TASK GOAL:
Show every line of the records below that contains the word "JSON".

************

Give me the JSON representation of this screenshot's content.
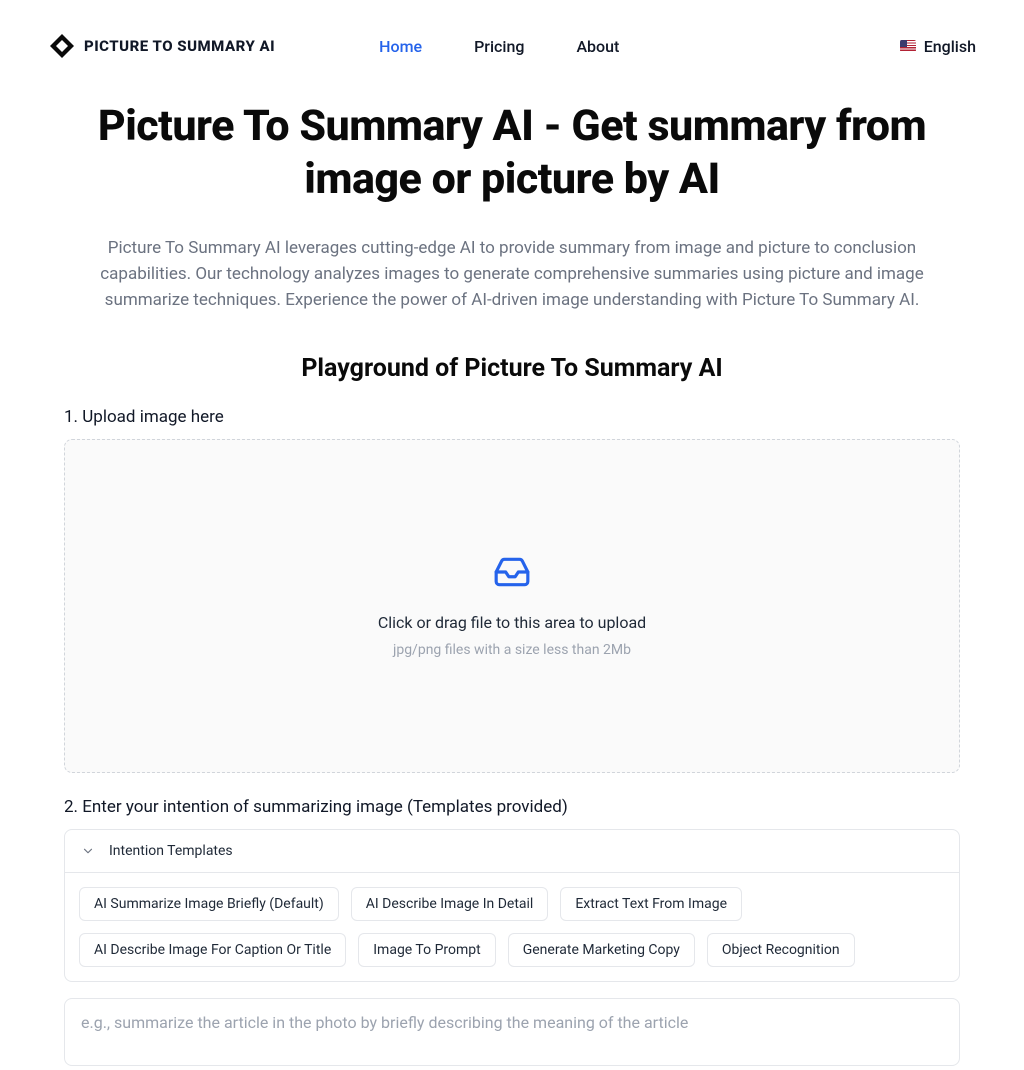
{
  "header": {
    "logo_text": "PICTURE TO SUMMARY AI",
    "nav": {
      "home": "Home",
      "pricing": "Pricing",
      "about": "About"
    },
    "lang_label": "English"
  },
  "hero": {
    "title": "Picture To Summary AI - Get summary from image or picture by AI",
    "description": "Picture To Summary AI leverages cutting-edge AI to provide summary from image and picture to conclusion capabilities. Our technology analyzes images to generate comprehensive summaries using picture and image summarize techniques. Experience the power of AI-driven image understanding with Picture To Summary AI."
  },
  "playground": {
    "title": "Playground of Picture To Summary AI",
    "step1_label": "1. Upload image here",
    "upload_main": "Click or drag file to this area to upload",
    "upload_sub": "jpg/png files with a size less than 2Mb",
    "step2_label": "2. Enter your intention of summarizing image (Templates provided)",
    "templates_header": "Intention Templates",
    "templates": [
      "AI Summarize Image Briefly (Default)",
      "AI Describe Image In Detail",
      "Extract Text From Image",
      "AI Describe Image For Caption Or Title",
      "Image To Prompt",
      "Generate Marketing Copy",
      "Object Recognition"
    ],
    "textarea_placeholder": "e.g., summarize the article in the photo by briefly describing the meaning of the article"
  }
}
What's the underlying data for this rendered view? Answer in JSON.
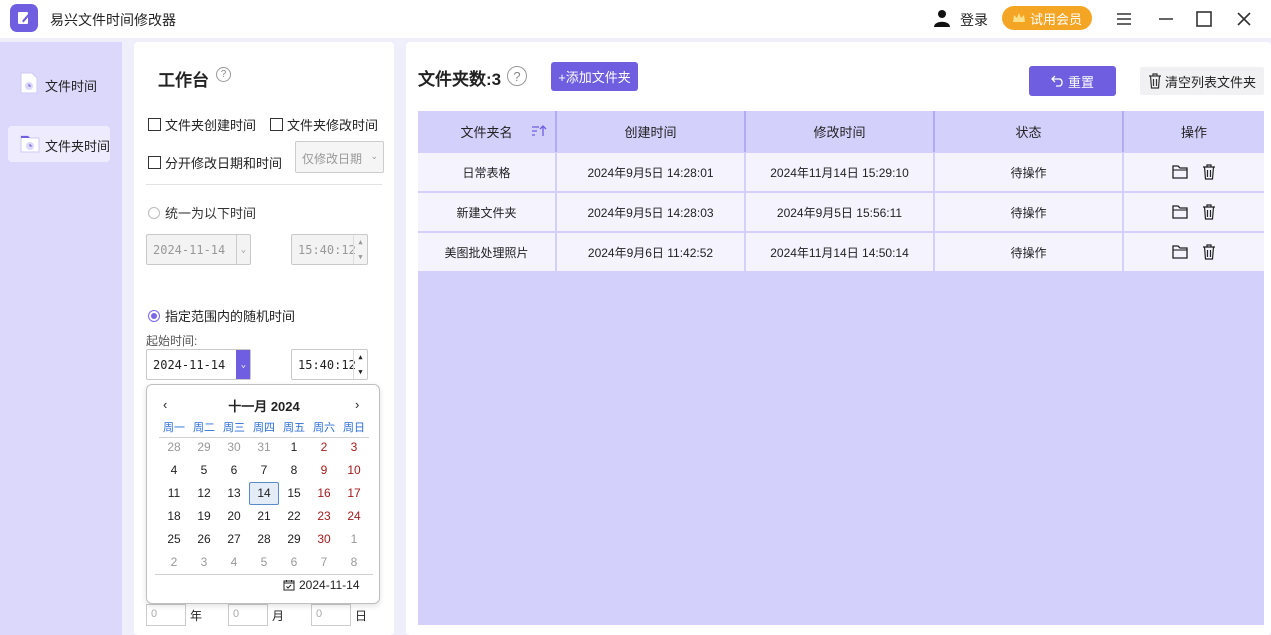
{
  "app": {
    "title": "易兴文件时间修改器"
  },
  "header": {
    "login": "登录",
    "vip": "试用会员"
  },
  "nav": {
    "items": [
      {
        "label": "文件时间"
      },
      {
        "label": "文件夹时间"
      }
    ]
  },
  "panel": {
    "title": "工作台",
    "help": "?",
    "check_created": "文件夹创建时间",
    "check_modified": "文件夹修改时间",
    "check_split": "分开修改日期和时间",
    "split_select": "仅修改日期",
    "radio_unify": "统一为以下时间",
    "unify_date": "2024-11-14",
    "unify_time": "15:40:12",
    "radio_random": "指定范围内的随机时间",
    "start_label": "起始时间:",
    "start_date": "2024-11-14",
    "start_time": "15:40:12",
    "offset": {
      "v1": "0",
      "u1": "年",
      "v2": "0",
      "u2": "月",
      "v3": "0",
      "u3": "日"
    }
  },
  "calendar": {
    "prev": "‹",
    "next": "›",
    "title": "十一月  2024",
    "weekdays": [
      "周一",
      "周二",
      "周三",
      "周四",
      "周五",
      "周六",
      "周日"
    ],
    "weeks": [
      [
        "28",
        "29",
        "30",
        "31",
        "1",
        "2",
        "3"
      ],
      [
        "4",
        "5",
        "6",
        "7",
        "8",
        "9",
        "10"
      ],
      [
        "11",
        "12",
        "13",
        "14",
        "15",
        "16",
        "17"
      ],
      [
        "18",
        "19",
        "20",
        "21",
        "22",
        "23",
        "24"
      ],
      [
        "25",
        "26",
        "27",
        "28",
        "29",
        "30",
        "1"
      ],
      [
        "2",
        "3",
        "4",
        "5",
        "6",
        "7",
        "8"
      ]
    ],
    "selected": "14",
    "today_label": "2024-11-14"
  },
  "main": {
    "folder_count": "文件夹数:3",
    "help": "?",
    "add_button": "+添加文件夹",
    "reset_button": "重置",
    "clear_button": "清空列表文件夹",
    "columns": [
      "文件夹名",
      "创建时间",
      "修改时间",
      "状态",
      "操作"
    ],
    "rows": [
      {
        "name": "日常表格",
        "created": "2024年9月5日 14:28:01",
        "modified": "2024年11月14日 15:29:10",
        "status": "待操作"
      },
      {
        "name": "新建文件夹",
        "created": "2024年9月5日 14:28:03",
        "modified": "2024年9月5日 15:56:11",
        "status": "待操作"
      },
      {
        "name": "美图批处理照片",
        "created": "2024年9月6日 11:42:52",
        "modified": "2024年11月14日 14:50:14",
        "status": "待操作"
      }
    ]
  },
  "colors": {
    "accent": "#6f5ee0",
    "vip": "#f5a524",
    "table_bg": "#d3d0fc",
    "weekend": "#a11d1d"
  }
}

************

ANSWER:
Give me the JSON representation of this screenshot's content.
What's the underlying data for this rendered view? Answer in JSON.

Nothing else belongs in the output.